■ **Given problem**
Copy out each line of the data that holds the word "Bordeaux".

■ **Raw records**
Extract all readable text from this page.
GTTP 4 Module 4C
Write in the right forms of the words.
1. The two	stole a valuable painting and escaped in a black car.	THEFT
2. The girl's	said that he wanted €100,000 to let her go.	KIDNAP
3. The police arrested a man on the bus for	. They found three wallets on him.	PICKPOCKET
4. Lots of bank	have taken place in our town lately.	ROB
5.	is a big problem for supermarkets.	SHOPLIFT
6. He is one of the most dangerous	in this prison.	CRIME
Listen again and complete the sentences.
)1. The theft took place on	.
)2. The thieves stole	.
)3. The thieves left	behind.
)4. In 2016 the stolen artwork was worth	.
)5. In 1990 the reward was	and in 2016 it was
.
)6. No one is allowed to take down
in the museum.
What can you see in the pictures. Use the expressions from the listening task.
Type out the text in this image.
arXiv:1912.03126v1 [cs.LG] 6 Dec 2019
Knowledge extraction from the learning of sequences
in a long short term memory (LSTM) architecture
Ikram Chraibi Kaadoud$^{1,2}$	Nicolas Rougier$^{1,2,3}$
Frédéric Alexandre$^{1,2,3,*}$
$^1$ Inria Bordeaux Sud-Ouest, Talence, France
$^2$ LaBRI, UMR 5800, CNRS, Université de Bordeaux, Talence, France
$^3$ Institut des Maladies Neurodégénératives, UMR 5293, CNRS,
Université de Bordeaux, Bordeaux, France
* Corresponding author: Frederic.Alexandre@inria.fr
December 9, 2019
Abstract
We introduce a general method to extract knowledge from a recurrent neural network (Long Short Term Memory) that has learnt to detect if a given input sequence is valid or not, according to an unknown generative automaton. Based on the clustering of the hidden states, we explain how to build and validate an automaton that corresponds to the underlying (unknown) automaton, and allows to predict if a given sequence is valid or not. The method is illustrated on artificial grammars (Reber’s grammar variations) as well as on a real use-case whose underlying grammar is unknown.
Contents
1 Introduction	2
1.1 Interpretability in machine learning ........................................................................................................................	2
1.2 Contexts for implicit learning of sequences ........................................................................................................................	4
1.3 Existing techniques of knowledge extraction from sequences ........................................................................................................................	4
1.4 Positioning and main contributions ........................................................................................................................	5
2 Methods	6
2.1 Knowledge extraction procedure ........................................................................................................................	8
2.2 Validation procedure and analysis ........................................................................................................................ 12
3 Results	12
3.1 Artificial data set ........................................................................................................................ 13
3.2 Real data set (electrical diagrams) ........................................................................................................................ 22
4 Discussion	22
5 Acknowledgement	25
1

■ **Solution to this problem**
$^1$ Inria Bordeaux Sud-Ouest, Talence, France
$^2$ LaBRI, UMR 5800, CNRS, Université de Bordeaux, Talence, France
Université de Bordeaux, Bordeaux, France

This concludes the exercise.